(Dataset excerpt)

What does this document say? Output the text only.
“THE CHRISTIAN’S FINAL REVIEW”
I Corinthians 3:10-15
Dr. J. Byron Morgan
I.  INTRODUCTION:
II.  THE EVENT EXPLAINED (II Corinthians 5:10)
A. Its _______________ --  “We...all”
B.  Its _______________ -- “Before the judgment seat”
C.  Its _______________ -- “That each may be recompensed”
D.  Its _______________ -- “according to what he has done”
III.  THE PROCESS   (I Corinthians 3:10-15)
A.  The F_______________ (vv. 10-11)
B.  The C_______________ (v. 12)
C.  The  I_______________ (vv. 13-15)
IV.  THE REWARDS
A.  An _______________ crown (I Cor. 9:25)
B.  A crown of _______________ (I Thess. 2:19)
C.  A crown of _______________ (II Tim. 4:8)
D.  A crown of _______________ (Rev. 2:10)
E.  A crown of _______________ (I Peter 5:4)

## TASK TO CARRY OUT
Each line of the material should be echoed exactly.

## FINAL ANSWER
What does this document say? Output the text only.
“THE CHRISTIAN’S FINAL REVIEW”
I Corinthians 3:10-15
Dr. J. Byron Morgan
I.  INTRODUCTION:
II.  THE EVENT EXPLAINED (II Corinthians 5:10)
A. Its _______________ --  “We...all”
B.  Its _______________ -- “Before the judgment seat”
C.  Its _______________ -- “That each may be recompensed”
D.  Its _______________ -- “according to what he has done”
III.  THE PROCESS   (I Corinthians 3:10-15)
A.  The F_______________ (vv. 10-11)
B.  The C_______________ (v. 12)
C.  The  I_______________ (vv. 13-15)
IV.  THE REWARDS
A.  An _______________ crown (I Cor. 9:25)
B.  A crown of _______________ (I Thess. 2:19)
C.  A crown of _______________ (II Tim. 4:8)
D.  A crown of _______________ (Rev. 2:10)
E.  A crown of _______________ (I Peter 5:4)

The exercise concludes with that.